** Begin EXERCISE MATERIALS **

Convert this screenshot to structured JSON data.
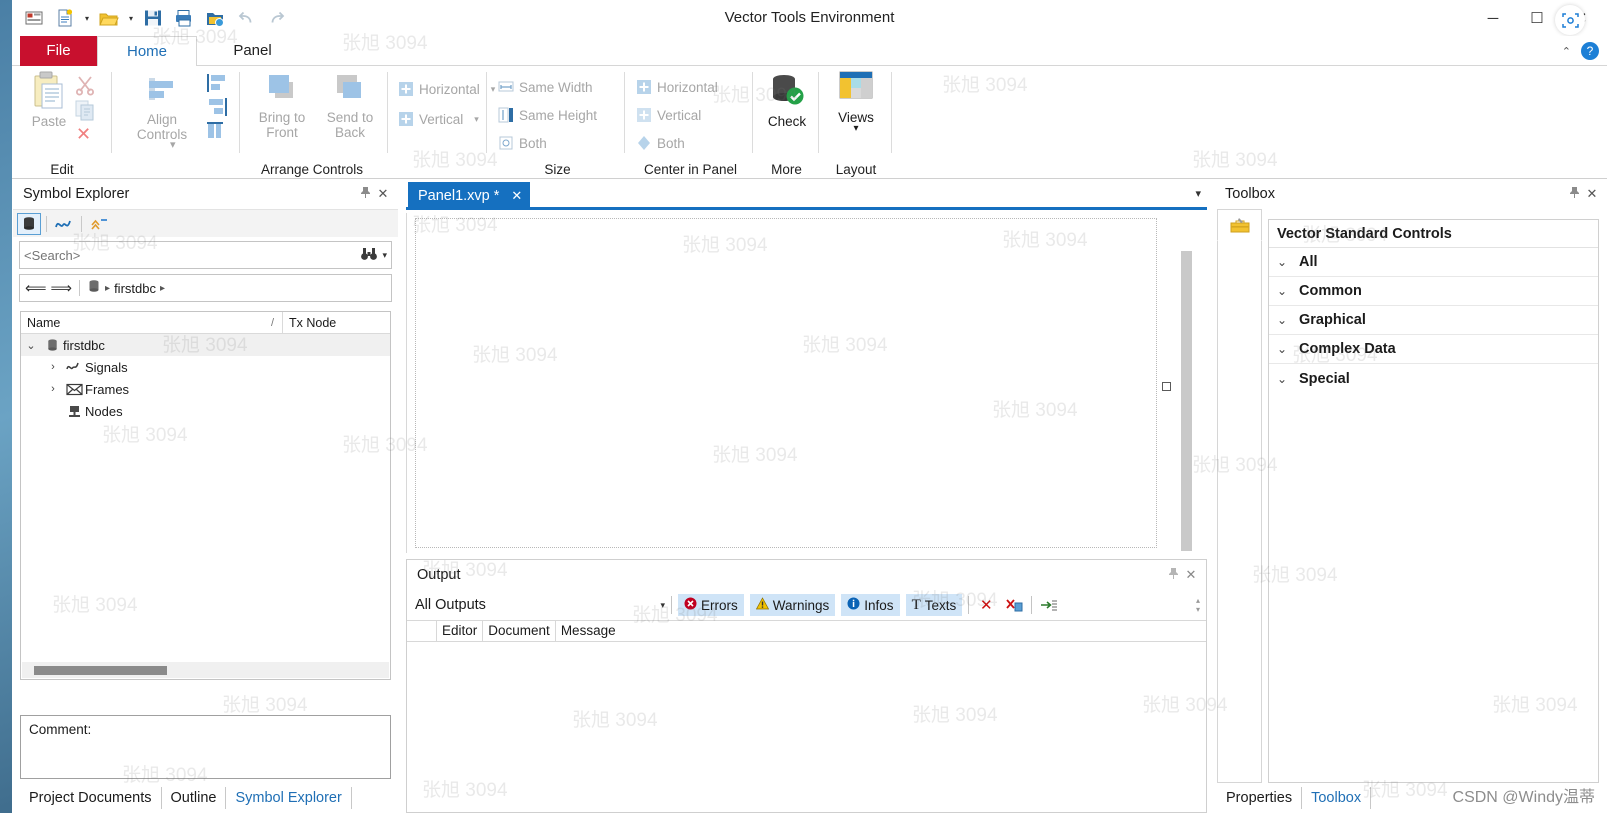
{
  "window": {
    "title": "Vector Tools Environment",
    "minimize": "─",
    "maximize": "☐",
    "close": "✕"
  },
  "quick_access": {
    "items": [
      {
        "name": "new-panel-icon",
        "glyph": "▤"
      },
      {
        "name": "new-document-icon",
        "glyph": "Ὄ4"
      },
      {
        "name": "open-folder-icon",
        "glyph": "Ὄ2"
      },
      {
        "name": "save-icon",
        "glyph": "Ὃe"
      },
      {
        "name": "print-icon",
        "glyph": "὚8"
      },
      {
        "name": "open-recent-icon",
        "glyph": "Ὄ1"
      },
      {
        "name": "undo-icon",
        "glyph": "↶"
      },
      {
        "name": "redo-icon",
        "glyph": "↷"
      }
    ]
  },
  "ribbon": {
    "tabs": [
      {
        "label": "File",
        "active": false
      },
      {
        "label": "Home",
        "active": true
      },
      {
        "label": "Panel",
        "active": false
      }
    ],
    "collapse_caret": "⌃",
    "help_label": "?",
    "groups": [
      {
        "name": "Edit",
        "buttons": [
          {
            "label": "Paste",
            "icon": "paste-icon",
            "disabled": true
          },
          {
            "label": "Cut",
            "icon": "cut-icon",
            "disabled": true
          },
          {
            "label": "Copy",
            "icon": "copy-icon",
            "disabled": true
          },
          {
            "label": "Delete",
            "icon": "delete-icon",
            "disabled": true
          }
        ]
      },
      {
        "name": "Arrange Controls",
        "buttons": [
          {
            "label": "Align Controls",
            "icon": "align-controls-icon",
            "disabled": true
          },
          {
            "label": "Bring to Front",
            "icon": "bring-to-front-icon",
            "disabled": true
          },
          {
            "label": "Send to Back",
            "icon": "send-to-back-icon",
            "disabled": true
          }
        ],
        "distribute": [
          {
            "label": "Horizontal",
            "icon": "distribute-horizontal-icon",
            "disabled": true,
            "has_caret": true
          },
          {
            "label": "Vertical",
            "icon": "distribute-vertical-icon",
            "disabled": true,
            "has_caret": true
          }
        ]
      },
      {
        "name": "Size",
        "items": [
          {
            "label": "Same Width",
            "icon": "same-width-icon",
            "disabled": true
          },
          {
            "label": "Same Height",
            "icon": "same-height-icon",
            "disabled": true
          },
          {
            "label": "Both",
            "icon": "same-both-icon",
            "disabled": true
          }
        ]
      },
      {
        "name": "Center in Panel",
        "items": [
          {
            "label": "Horizontal",
            "icon": "center-horizontal-icon",
            "disabled": true
          },
          {
            "label": "Vertical",
            "icon": "center-vertical-icon",
            "disabled": true
          },
          {
            "label": "Both",
            "icon": "center-both-icon",
            "disabled": true
          }
        ]
      },
      {
        "name": "More",
        "buttons": [
          {
            "label": "Check",
            "icon": "check-database-icon",
            "disabled": false
          }
        ]
      },
      {
        "name": "Layout",
        "buttons": [
          {
            "label": "Views",
            "icon": "views-icon",
            "disabled": false,
            "has_caret": true
          }
        ]
      }
    ]
  },
  "symbol_explorer": {
    "title": "Symbol Explorer",
    "pin": "⚓",
    "close": "✕",
    "toolbar": [
      {
        "name": "database-filter-icon",
        "selected": true
      },
      {
        "name": "signal-wave-icon",
        "selected": false
      },
      {
        "name": "expand-collapse-icon",
        "selected": false
      }
    ],
    "search": {
      "placeholder": "<Search>",
      "value": "",
      "icon": "binoculars-icon",
      "caret": "▾"
    },
    "breadcrumb": {
      "back": "⟸",
      "forward": "⟹",
      "root_icon": "database-icon",
      "items": [
        "firstdbc"
      ],
      "sep": "▸"
    },
    "tree": {
      "columns": [
        "Name",
        "Tx Node"
      ],
      "sort_indicator": "/",
      "rows": [
        {
          "label": "firstdbc",
          "icon": "database-icon",
          "level": 0,
          "expander": "⌄",
          "selected": true
        },
        {
          "label": "Signals",
          "icon": "signal-wave-icon",
          "level": 1,
          "expander": "›",
          "selected": false
        },
        {
          "label": "Frames",
          "icon": "frame-envelope-icon",
          "level": 1,
          "expander": "›",
          "selected": false
        },
        {
          "label": "Nodes",
          "icon": "node-icon",
          "level": 1,
          "expander": "",
          "selected": false
        }
      ]
    },
    "comment": {
      "label": "Comment:",
      "value": ""
    },
    "dock_tabs": [
      {
        "label": "Project Documents",
        "active": false
      },
      {
        "label": "Outline",
        "active": false
      },
      {
        "label": "Symbol Explorer",
        "active": true
      }
    ]
  },
  "document": {
    "tabs": [
      {
        "label": "Panel1.xvp *",
        "close": "✕",
        "active": true
      }
    ],
    "tab_list_caret": "▾",
    "canvas": {
      "resize_handle": "design-resize-handle"
    }
  },
  "output": {
    "title": "Output",
    "pin": "⚓",
    "close": "✕",
    "filter": {
      "selected": "All Outputs",
      "caret": "▾"
    },
    "filter_buttons": [
      {
        "label": "Errors",
        "icon": "error-icon",
        "color": "#c00020",
        "active": true
      },
      {
        "label": "Warnings",
        "icon": "warning-icon",
        "color": "#e8b100",
        "active": true
      },
      {
        "label": "Infos",
        "icon": "info-icon",
        "color": "#0b63b5",
        "active": true
      },
      {
        "label": "Texts",
        "icon": "text-icon",
        "color": "#333333",
        "active": true
      }
    ],
    "action_buttons": [
      {
        "name": "clear-output-button",
        "glyph": "✕",
        "color": "#cc1111"
      },
      {
        "name": "clear-filtered-output-button",
        "glyph": "✕",
        "color": "#cc1111"
      },
      {
        "name": "autoscroll-button",
        "glyph": "→",
        "color": "#333333"
      }
    ],
    "scroll_up": "▴",
    "scroll_down": "▾",
    "columns": [
      "Editor",
      "Document",
      "Message"
    ],
    "rows": []
  },
  "toolbox": {
    "title": "Toolbox",
    "pin": "⚓",
    "close": "✕",
    "tab_icon": "toolbox-icon",
    "list_title": "Vector Standard Controls",
    "groups": [
      {
        "label": "All",
        "expander": "⌄"
      },
      {
        "label": "Common",
        "expander": "⌄"
      },
      {
        "label": "Graphical",
        "expander": "⌄"
      },
      {
        "label": "Complex Data",
        "expander": "⌄"
      },
      {
        "label": "Special",
        "expander": "⌄"
      }
    ],
    "dock_tabs": [
      {
        "label": "Properties",
        "active": false
      },
      {
        "label": "Toolbox",
        "active": true
      }
    ]
  },
  "watermark": {
    "text": "张旭 3094",
    "credit": "CSDN @Windy温蒂"
  },
  "colors": {
    "accent_blue": "#1570c0",
    "file_red": "#c8102e",
    "link_blue": "#1f6fb5",
    "filter_bg": "#cfe4f7"
  }
}
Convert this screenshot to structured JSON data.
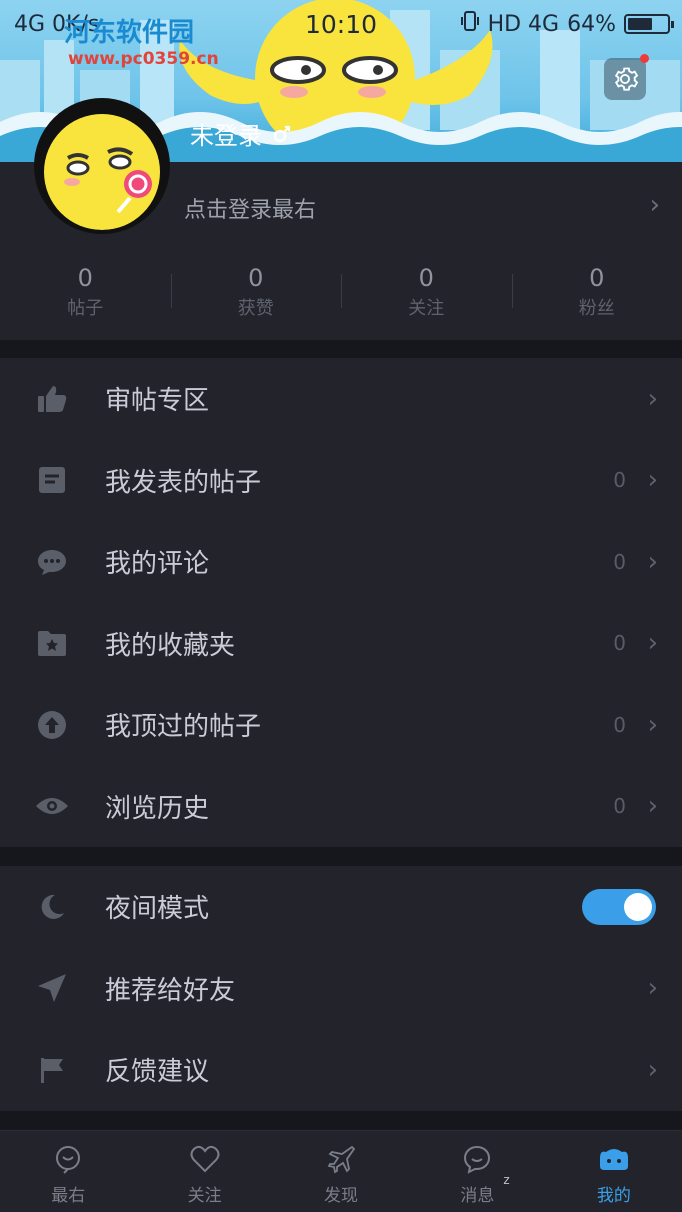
{
  "status_bar": {
    "network": "4G 0K/s",
    "time": "10:10",
    "indicators": "HD 4G",
    "battery_percent": "64%",
    "battery_level": 0.64
  },
  "watermark": {
    "site_name": "河东软件园",
    "url": "www.pc0359.cn"
  },
  "header": {
    "login_state": "未登录",
    "settings_icon": "gear-icon",
    "gender_icon": "male-symbol-icon"
  },
  "profile": {
    "login_prompt": "点击登录最右",
    "stats": [
      {
        "value": "0",
        "label": "帖子"
      },
      {
        "value": "0",
        "label": "获赞"
      },
      {
        "value": "0",
        "label": "关注"
      },
      {
        "value": "0",
        "label": "粉丝"
      }
    ]
  },
  "menu_primary": [
    {
      "icon": "thumbs-up-icon",
      "label": "审帖专区",
      "count": ""
    },
    {
      "icon": "post-icon",
      "label": "我发表的帖子",
      "count": "0"
    },
    {
      "icon": "comment-icon",
      "label": "我的评论",
      "count": "0"
    },
    {
      "icon": "favorite-folder-icon",
      "label": "我的收藏夹",
      "count": "0"
    },
    {
      "icon": "upvote-icon",
      "label": "我顶过的帖子",
      "count": "0"
    },
    {
      "icon": "eye-icon",
      "label": "浏览历史",
      "count": "0"
    }
  ],
  "menu_secondary": [
    {
      "icon": "moon-icon",
      "label": "夜间模式",
      "toggle_on": true
    },
    {
      "icon": "send-icon",
      "label": "推荐给好友"
    },
    {
      "icon": "flag-icon",
      "label": "反馈建议"
    }
  ],
  "tabbar": [
    {
      "icon": "home-icon",
      "label": "最右"
    },
    {
      "icon": "heart-icon",
      "label": "关注"
    },
    {
      "icon": "discover-icon",
      "label": "发现"
    },
    {
      "icon": "message-icon",
      "label": "消息",
      "badge": "z"
    },
    {
      "icon": "profile-icon",
      "label": "我的",
      "active": true
    }
  ],
  "colors": {
    "accent": "#3a9fe8",
    "background": "#16171c",
    "panel": "#22232b",
    "banner": "#6fc4ea"
  }
}
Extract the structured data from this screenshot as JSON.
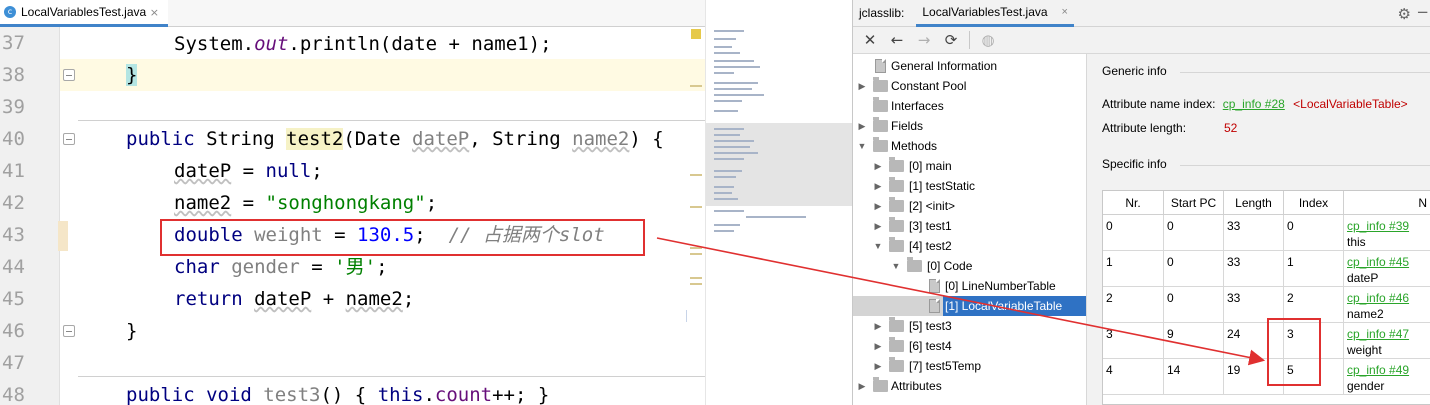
{
  "editor": {
    "tab_label": "LocalVariablesTest.java",
    "tab_close": "×",
    "file_icon": "c",
    "lines": [
      {
        "num": "37"
      },
      {
        "num": "38"
      },
      {
        "num": "39"
      },
      {
        "num": "40"
      },
      {
        "num": "41"
      },
      {
        "num": "42"
      },
      {
        "num": "43"
      },
      {
        "num": "44"
      },
      {
        "num": "45"
      },
      {
        "num": "46"
      },
      {
        "num": "47"
      },
      {
        "num": "48"
      }
    ],
    "code": {
      "l37_a": "System.",
      "l37_b": "out",
      "l37_c": ".println(date + name1);",
      "l38_brace": "}",
      "l40_a": "public ",
      "l40_b": "String ",
      "l40_m": "test2",
      "l40_c": "(Date ",
      "l40_p1": "dateP",
      "l40_d": ", String ",
      "l40_p2": "name2",
      "l40_e": ") {",
      "l41_a": "dateP",
      "l41_b": " = ",
      "l41_c": "null",
      "l41_d": ";",
      "l42_a": "name2",
      "l42_b": " = ",
      "l42_c": "\"songhongkang\"",
      "l42_d": ";",
      "l43_a": "double ",
      "l43_b": "weight",
      "l43_c": " = ",
      "l43_d": "130.5",
      "l43_e": ";  ",
      "l43_f": "// 占据两个slot",
      "l44_a": "char ",
      "l44_b": "gender",
      "l44_c": " = ",
      "l44_d": "'男'",
      "l44_e": ";",
      "l45_a": "return ",
      "l45_b": "dateP",
      "l45_c": " + ",
      "l45_d": "name2",
      "l45_e": ";",
      "l46_brace": "}",
      "l48_a": "public ",
      "l48_b": "void ",
      "l48_m": "test3",
      "l48_c": "() { ",
      "l48_d": "this",
      "l48_e": ".",
      "l48_f": "count",
      "l48_g": "++; }"
    }
  },
  "jclasslib": {
    "title": "jclasslib:",
    "tab_label": "LocalVariablesTest.java",
    "tab_close": "×",
    "gear": "⚙",
    "minus": "−",
    "toolbar": {
      "close": "✕",
      "back": "←",
      "forward": "→",
      "refresh": "⟳",
      "web": "◍"
    },
    "tree": [
      {
        "label": "General Information"
      },
      {
        "label": "Constant Pool"
      },
      {
        "label": "Interfaces"
      },
      {
        "label": "Fields"
      },
      {
        "label": "Methods"
      },
      {
        "label": "[0] main"
      },
      {
        "label": "[1] testStatic"
      },
      {
        "label": "[2] <init>"
      },
      {
        "label": "[3] test1"
      },
      {
        "label": "[4] test2"
      },
      {
        "label": "[0] Code"
      },
      {
        "label": "[0] LineNumberTable"
      },
      {
        "label": "[1] LocalVariableTable"
      },
      {
        "label": "[5] test3"
      },
      {
        "label": "[6] test4"
      },
      {
        "label": "[7] test5Temp"
      },
      {
        "label": "Attributes"
      }
    ],
    "generic_info": {
      "title": "Generic info",
      "name_index_label": "Attribute name index:",
      "name_index_link": "cp_info #28",
      "name_index_value": "<LocalVariableTable>",
      "length_label": "Attribute length:",
      "length_value": "52"
    },
    "specific_info": {
      "title": "Specific info",
      "columns": [
        "Nr.",
        "Start PC",
        "Length",
        "Index",
        "N"
      ],
      "rows": [
        {
          "nr": "0",
          "start": "0",
          "length": "33",
          "index": "0",
          "link": "cp_info #39",
          "name": "this"
        },
        {
          "nr": "1",
          "start": "0",
          "length": "33",
          "index": "1",
          "link": "cp_info #45",
          "name": "dateP"
        },
        {
          "nr": "2",
          "start": "0",
          "length": "33",
          "index": "2",
          "link": "cp_info #46",
          "name": "name2"
        },
        {
          "nr": "3",
          "start": "9",
          "length": "24",
          "index": "3",
          "link": "cp_info #47",
          "name": "weight"
        },
        {
          "nr": "4",
          "start": "14",
          "length": "19",
          "index": "5",
          "link": "cp_info #49",
          "name": "gender"
        }
      ]
    }
  },
  "colors": {
    "accent": "#4083c9",
    "selection": "#2f72c4",
    "annotation_red": "#e03030",
    "link_green": "#2aa52a"
  }
}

** End EXERCISE MATERIALS **

DO THIS:
Each line containing the word "LocalVariableTable" counts once; report the total alone.

FINISHED ANSWER:
2